▶ **Dokument**:
▼▼▼

Freitag, 21. September 2012

Vaginas sind geil - Les Monologues du vagins


Nach dem grossen Regen und einer gefühlten hochprozentigen Luftfeuchtigkeit wagen wir uns am Abend in ein anderes Feuchtgebiet vor. Im Theater C.I.T.O. werden die Vagina-Monologe von Eve Ensler  gegeben. In einer Inszenierung von Augusta Palenfo, unserer umtriebigen Produktionsleiterin. Wie sind gespannt, denn über die weibliche „boutique“, wie die Vagina hier auch benannt, (noch) nicht bemannt, ist, wird eher selten gesprochen. Was nicht heisst, dass sie nicht viel Arbeit hat. Aufgezeichnet wurden die Monologe von? Die rund 200 Interview mit Frauen rund um den Globus geführt hat.

Apfelvariante
Augusta hat uns schon im Vorfeld erzählt, dass die Inszenierung keine einfache Sache war, seit die Frauengruppe des C.I.T.O. beschloss, die Monologe zu inszenieren. Als Ermutigung für die Frauen, als Diskussionsgrundlage für Frauen und Männer, als eine der wenigen Möglichkeiten sich selber Arbeit, die auch Spass macht, zuzuschanzen und ein Thema aufs Tapet zu bringen, das überfällig ist. Ein Stück, das bereits tausendfach abgespielt wurde, weltweit und immer wieder. Das, da von einer Amerikanerin verfasst, genug Distanzierungsmöglichkeiten - falls die Empörung zu gross würde - bereithält. Denn würde eine hiesige Dramatikerin, solch ein Werk verfassen ... oh la la c’etait pas le même. Augusta wollte, dass 5 Schauspielerinnen die Monologe bespielen, nicht einzig vorlesen. Wie das zum Beispiel Iris Berben auf ihrer Deutschlandtournee tat. Aber bald stellte sich heraus, dass die Monologe für die meisten Schauspielerinnen nicht zu bespielen waren. Zu sehr sind sie auch Teil dieser Kultur, der es nicht einfach fällt über Sexualität, über ihr Geschlecht, ihre Vagina zu sprechen. Und dann war auch die Angst vulgär zu sein. Das war nicht die Angst von Augusta, sondern die Angst einer europäischen Regisseurin, die ganz klare Vorstellungen hatte, was eine vulgäre und was eine respektvolle Inszensierung ausmacht.

▲▲▲

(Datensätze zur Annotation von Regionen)
▼▼▼

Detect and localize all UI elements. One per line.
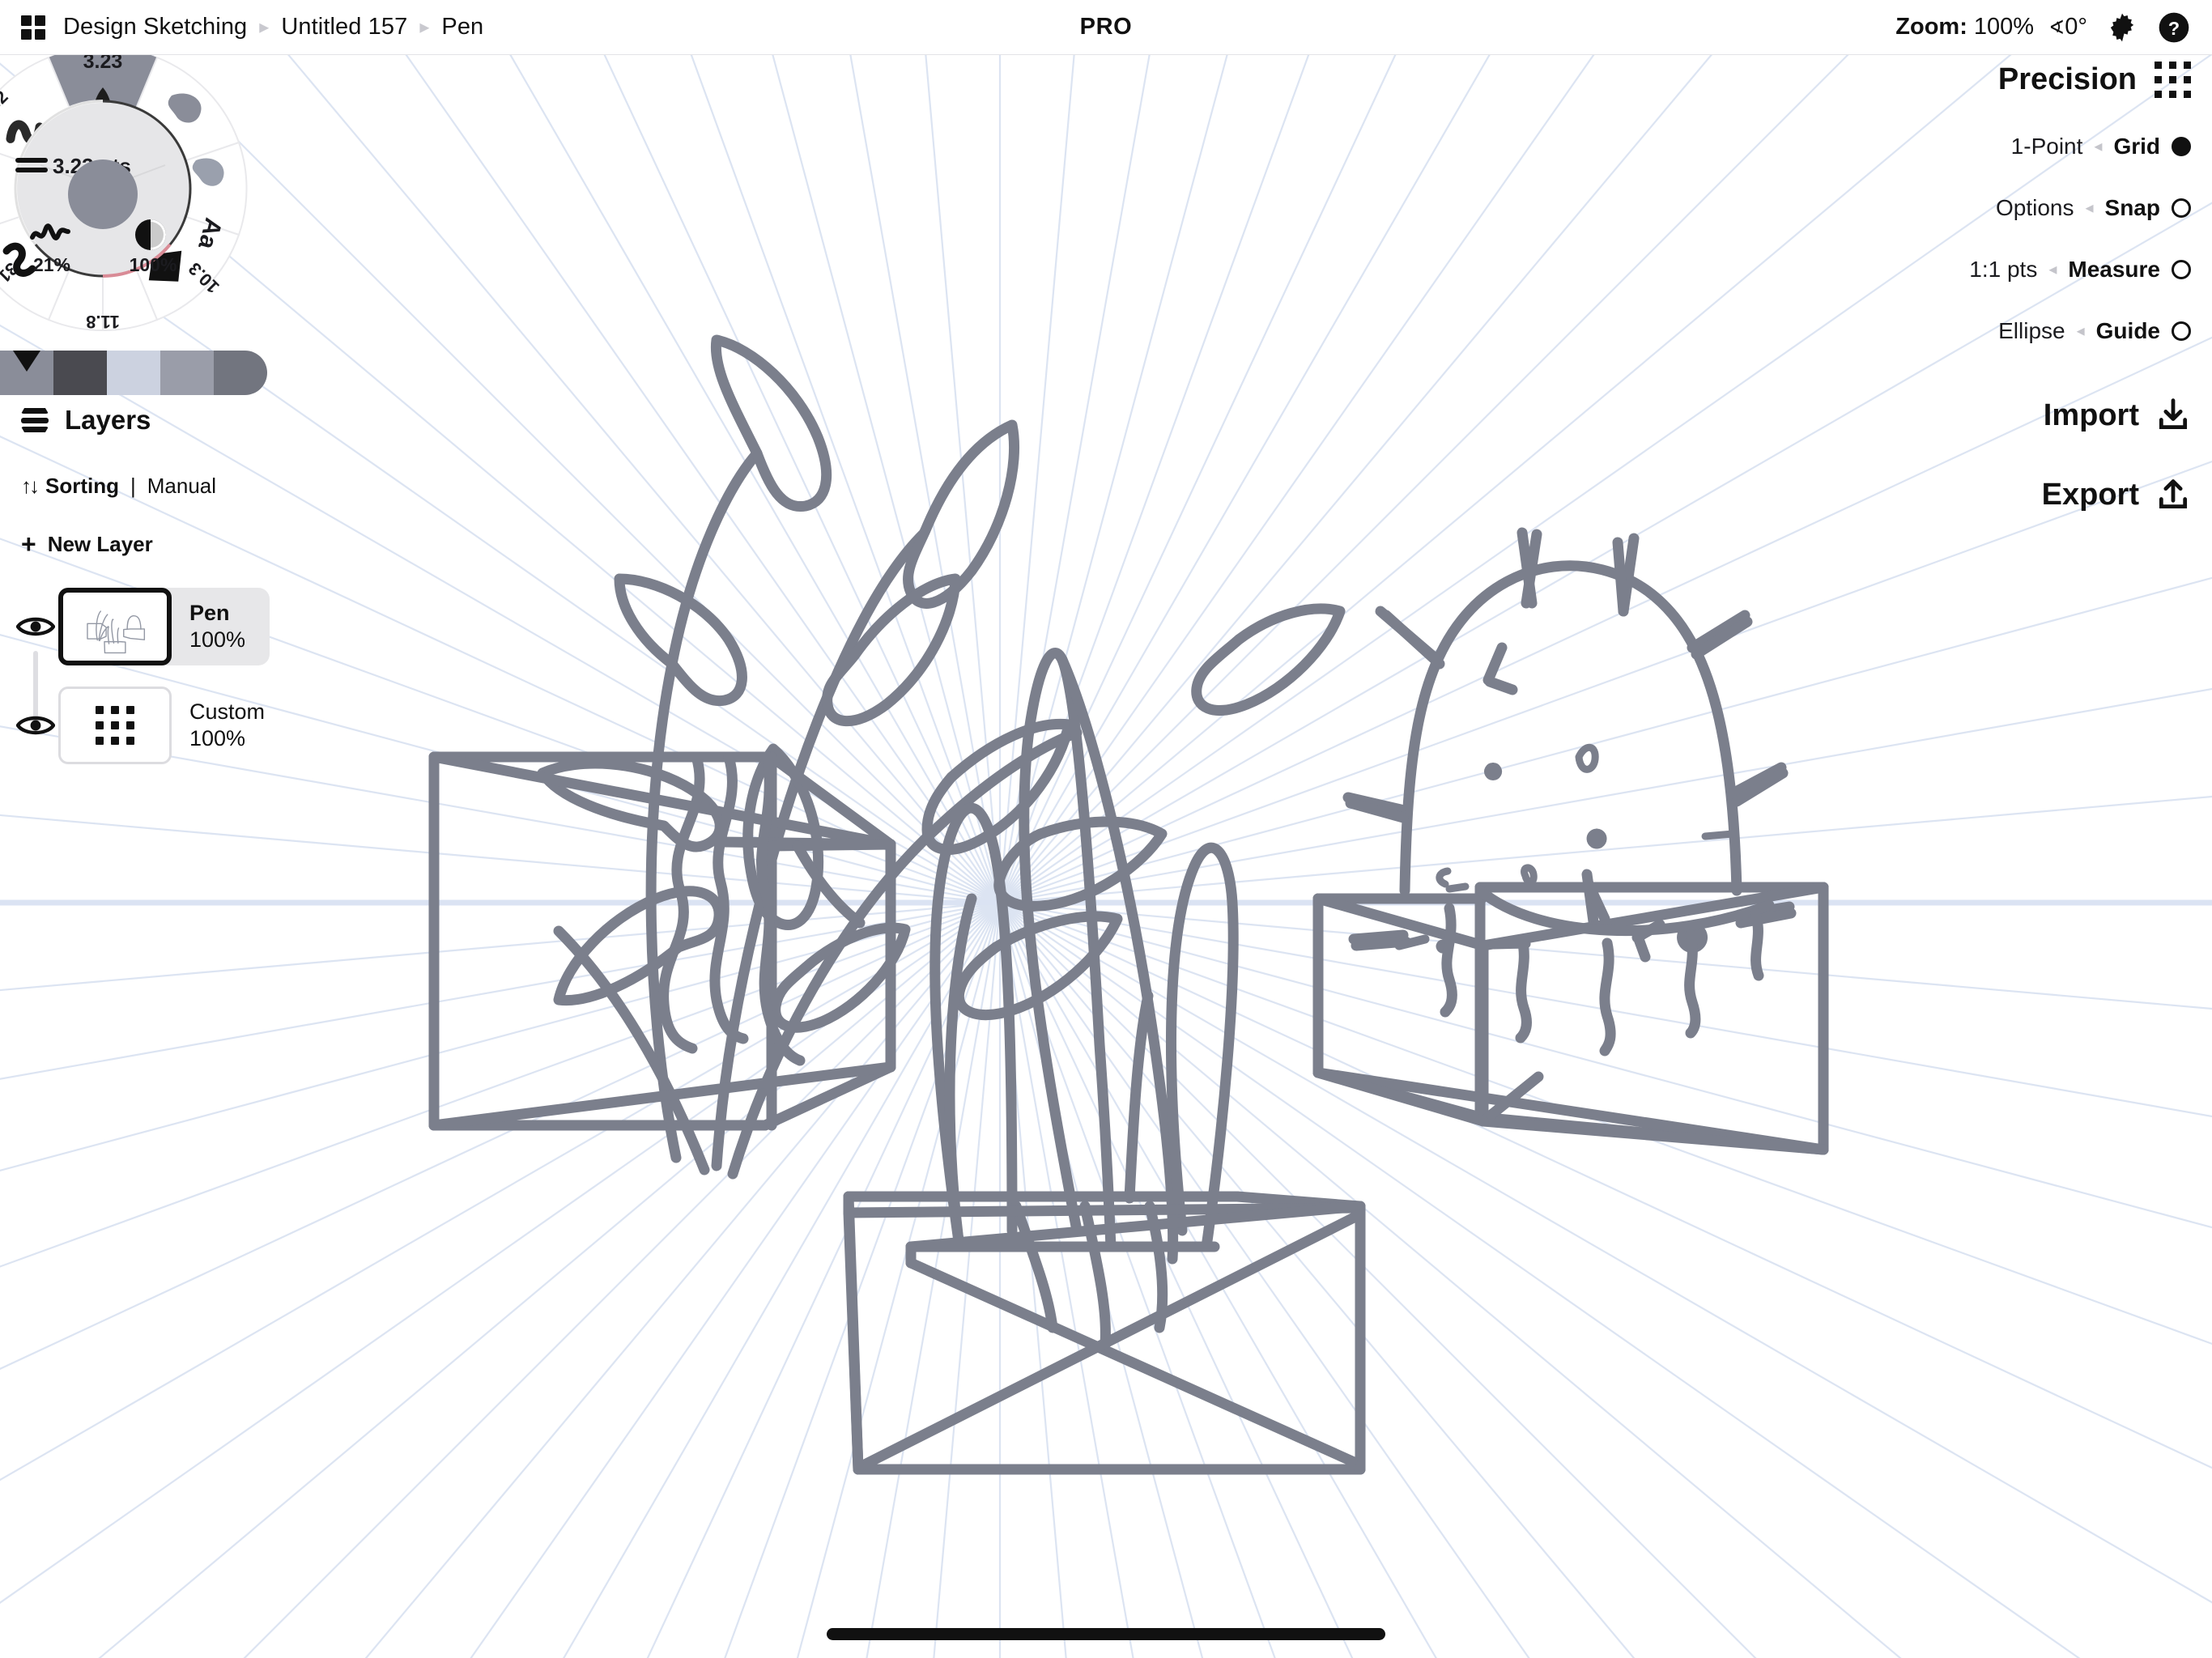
zoom-indicator[interactable]: Zoom: 100% ∢0° (1895, 14, 2087, 40)
gear-icon[interactable] (2105, 11, 2139, 45)
measure-label: Measure (2068, 257, 2160, 282)
layer-card[interactable]: Custom 100% (58, 687, 289, 764)
precision-row-measure[interactable]: 1:1 pts ◂ Measure (1969, 257, 2191, 283)
guide-toggle[interactable] (2172, 321, 2191, 341)
app-menu-grid-icon[interactable] (21, 15, 45, 40)
grid-mode-value[interactable]: 1-Point (2011, 134, 2083, 159)
layer-opacity: 100% (189, 627, 246, 652)
zoom-label: Zoom: (1895, 14, 1967, 40)
opacity-value: 100% (130, 254, 177, 275)
breadcrumb-item-document[interactable]: Untitled 157 (281, 14, 407, 40)
cactus (1342, 527, 1797, 963)
import-label: Import (2043, 397, 2139, 432)
color-swatch-3[interactable] (160, 351, 214, 395)
download-icon (2159, 398, 2188, 430)
measure-toggle[interactable] (2172, 260, 2191, 279)
chevron-left-icon[interactable]: ◂ (2048, 261, 2057, 278)
layer-meta: Pen 100% (189, 600, 245, 654)
angle-icon: ∢ (2048, 17, 2065, 39)
sorting-row[interactable]: ↑↓ Sorting | Manual (0, 474, 267, 499)
smoothing-value: 21% (33, 254, 70, 275)
precision-panel: Precision 1-Point ◂ Grid Options ◂ Snap … (1969, 62, 2191, 512)
color-swatch-0[interactable] (0, 351, 53, 395)
brush-size-wheel[interactable]: 3.23 1.32 10.3 11.8 31.3 Aa 3.23 pts (0, 15, 277, 363)
precision-title: Precision (1997, 62, 2137, 96)
wheel-label-118: 11.8 (86, 312, 120, 332)
chevron-left-icon[interactable]: ◂ (2085, 200, 2093, 216)
layers-title: Layers (65, 405, 151, 435)
snap-options-value[interactable]: Options (1996, 195, 2074, 221)
wheel-center-knob (68, 159, 138, 229)
layer-name: Pen (189, 600, 230, 625)
svg-text:?: ? (2168, 18, 2180, 39)
layer-card[interactable]: Pen 100% (58, 588, 270, 665)
layer-opacity: 100% (189, 726, 246, 750)
layer-stack-icon (21, 408, 49, 432)
measure-ratio-value[interactable]: 1:1 pts (1969, 257, 2037, 283)
sort-arrows-icon: ↑↓ (21, 474, 40, 498)
grid-label: Grid (2113, 134, 2160, 159)
snap-label: Snap (2104, 195, 2160, 220)
dot-grid-icon[interactable] (2155, 62, 2191, 98)
color-swatch-bar[interactable] (0, 351, 267, 395)
precision-row-snap[interactable]: Options ◂ Snap (1969, 195, 2191, 221)
zoom-value: 100% (1973, 14, 2035, 40)
dot-grid-icon (96, 706, 134, 745)
layers-header[interactable]: Layers (0, 405, 267, 436)
layers-panel: Layers ↑↓ Sorting | Manual + New Layer P… (0, 405, 270, 771)
angle-value: 0° (2065, 14, 2087, 40)
export-label: Export (2041, 477, 2139, 512)
guide-shape-value[interactable]: Ellipse (1998, 318, 2065, 344)
layer-list: Pen 100% Custom 100% (0, 581, 270, 771)
layer-meta: Custom 100% (189, 699, 265, 753)
chevron-left-icon[interactable]: ◂ (2094, 138, 2102, 155)
layer-row-custom[interactable]: Custom 100% (0, 680, 267, 771)
layer-thumbnail[interactable] (58, 687, 172, 764)
top-bar: Design Sketching ▸ Untitled 157 ▸ Pen PR… (0, 0, 2212, 55)
snap-toggle[interactable] (2172, 198, 2191, 218)
export-button[interactable]: Export (1969, 477, 2191, 512)
precision-row-grid[interactable]: 1-Point ◂ Grid (1969, 134, 2191, 159)
upload-icon (2159, 479, 2188, 509)
new-layer-button[interactable]: + New Layer (0, 531, 267, 557)
sketch-artwork (428, 334, 1829, 1475)
breadcrumb-separator-icon: ▸ (419, 15, 430, 38)
sorting-value: Manual (147, 474, 217, 498)
pro-badge: PRO (1079, 14, 1133, 40)
breadcrumb-separator-icon: ▸ (259, 15, 270, 38)
sorting-divider: | (130, 474, 136, 498)
import-button[interactable]: Import (1969, 397, 2191, 433)
color-swatch-4[interactable] (214, 351, 267, 395)
opacity-icon (135, 219, 166, 250)
breadcrumb: Design Sketching ▸ Untitled 157 ▸ Pen (63, 14, 483, 40)
layer-row-pen[interactable]: Pen 100% (0, 581, 270, 672)
drawing-canvas[interactable] (0, 0, 2212, 1658)
layer-name: Custom (189, 699, 266, 724)
breadcrumb-item-app[interactable]: Design Sketching (63, 14, 247, 40)
new-layer-label: New Layer (47, 531, 153, 556)
guide-label: Guide (2095, 318, 2160, 343)
sorting-label: Sorting (45, 474, 119, 498)
layer-thumbnail[interactable] (58, 588, 172, 665)
precision-header[interactable]: Precision (1969, 62, 2191, 98)
eye-icon[interactable] (13, 713, 58, 738)
home-indicator-bar (827, 1628, 1385, 1640)
eye-icon[interactable] (13, 614, 58, 639)
color-swatch-1[interactable] (53, 351, 107, 395)
color-swatch-2[interactable] (107, 351, 160, 395)
chevron-left-icon[interactable]: ◂ (2077, 323, 2085, 339)
help-circle-icon[interactable]: ? (2157, 11, 2191, 45)
plus-icon: + (21, 529, 36, 559)
breadcrumb-item-layer[interactable]: Pen (441, 14, 483, 40)
grid-toggle[interactable] (2172, 137, 2191, 156)
precision-row-guide[interactable]: Ellipse ◂ Guide (1969, 318, 2191, 344)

▲▲▲

Schreiben Sie den Text über die Inszenierung der Vagina-Monologe im Theater C.I.T.O. im Anschluss an seinen letzten Satz weiter.

▶ **Antwort zur Aufgabe**:
Und dann stand sie da, in grauen Leggins, einem unscheinbaren Hemd, einem rot leuchtenden Schal, die Haare unter einem schwarzen Tuch verborgen. Patricia. Und dann erzählte sie, dass das war wir nun Hören und Sehen nicht der PC, political correctness entspräche. Hoffentlich nicht, dachte ich so still vor mich hin, sonst wird das ja gar nicht heiter ... Der erste Monolog gehörte einer rasierten Vagina.  Einer Vagina, die – weil er sonst keinen hochkriegt und sich auch graust – täglich geshaved werden muss. Konsequenz: immer rote Pickel, Mückenstichen gleich, kratzen wenn die Haare spriessen und sich fühlen wie ein kleines Mädchen oder ein rasiertes Poulet.  Der Mann betrügt dann die Frau und mang geht in die Paartherapie. Ach! Und als Versöhnungeste darf diesmal der Mann  an die Rasur. Es nützt aber nichts, er betrügt seine Frau weiter. Fazit, wer Vaginas liebt, muss auch die Schamhaare mögen.

Der zweite Monolog gehörte Paul. Paul war gar nicht der Typ, den diese Vagina einlassen wollte, es dann aber trotzdem tat und feststellen muss, dass der unscheinbare Paul ein grosser Vaginakenner ist. Ein Connaisseur, ein Geniesser. Und der mit seinem Verhalten der Frau die Welt zu ihrer Vagina öffnete, im Wahrsten Sinne des Wortes. Den Paul erforscht und schaut und staunt und geniesst.
Der dritte und die restlichen Monologe gehörten vergewaltigten, geschundenen, beschnittenen und gebärenden Vaginas.
Und dann war das Stück auch schon vorbei. Die Reaktionen des Publikum gemischt.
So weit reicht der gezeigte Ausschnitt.